_Task to carry out_
Where does the string "color" appear? Copy every line of the entries below that holds it.

_Records shown_
********************

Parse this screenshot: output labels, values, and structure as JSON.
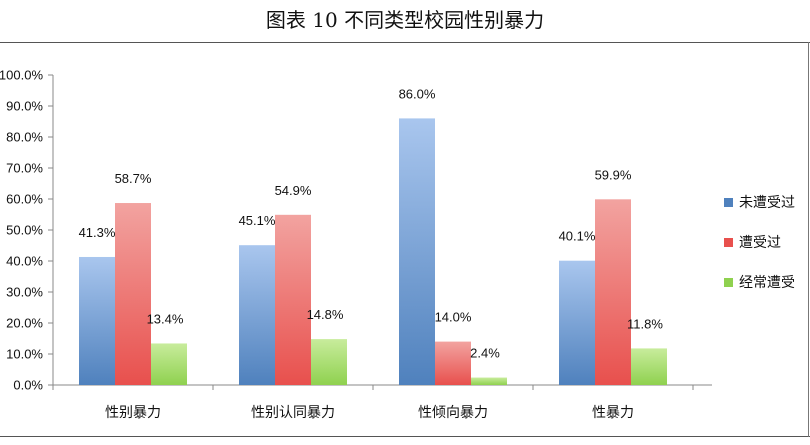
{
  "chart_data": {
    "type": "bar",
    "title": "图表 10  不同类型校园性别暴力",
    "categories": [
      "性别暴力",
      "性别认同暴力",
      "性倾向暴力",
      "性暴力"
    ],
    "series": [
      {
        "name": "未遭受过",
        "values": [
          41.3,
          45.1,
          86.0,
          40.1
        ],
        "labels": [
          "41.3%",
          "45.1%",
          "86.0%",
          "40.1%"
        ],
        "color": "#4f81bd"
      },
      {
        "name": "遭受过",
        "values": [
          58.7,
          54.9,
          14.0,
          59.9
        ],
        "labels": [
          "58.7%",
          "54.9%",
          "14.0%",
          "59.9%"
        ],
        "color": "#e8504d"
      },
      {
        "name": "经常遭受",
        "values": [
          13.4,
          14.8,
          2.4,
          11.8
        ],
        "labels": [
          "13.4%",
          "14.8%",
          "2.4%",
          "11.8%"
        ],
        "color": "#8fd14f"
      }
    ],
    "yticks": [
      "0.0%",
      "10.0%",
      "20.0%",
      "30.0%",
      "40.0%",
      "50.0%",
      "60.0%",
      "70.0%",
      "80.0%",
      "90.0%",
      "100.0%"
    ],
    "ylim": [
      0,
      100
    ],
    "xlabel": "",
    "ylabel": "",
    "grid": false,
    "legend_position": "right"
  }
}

********************

_Exercise result_
        "color": "#4f81bd"
        "color": "#e8504d"
        "color": "#8fd14f"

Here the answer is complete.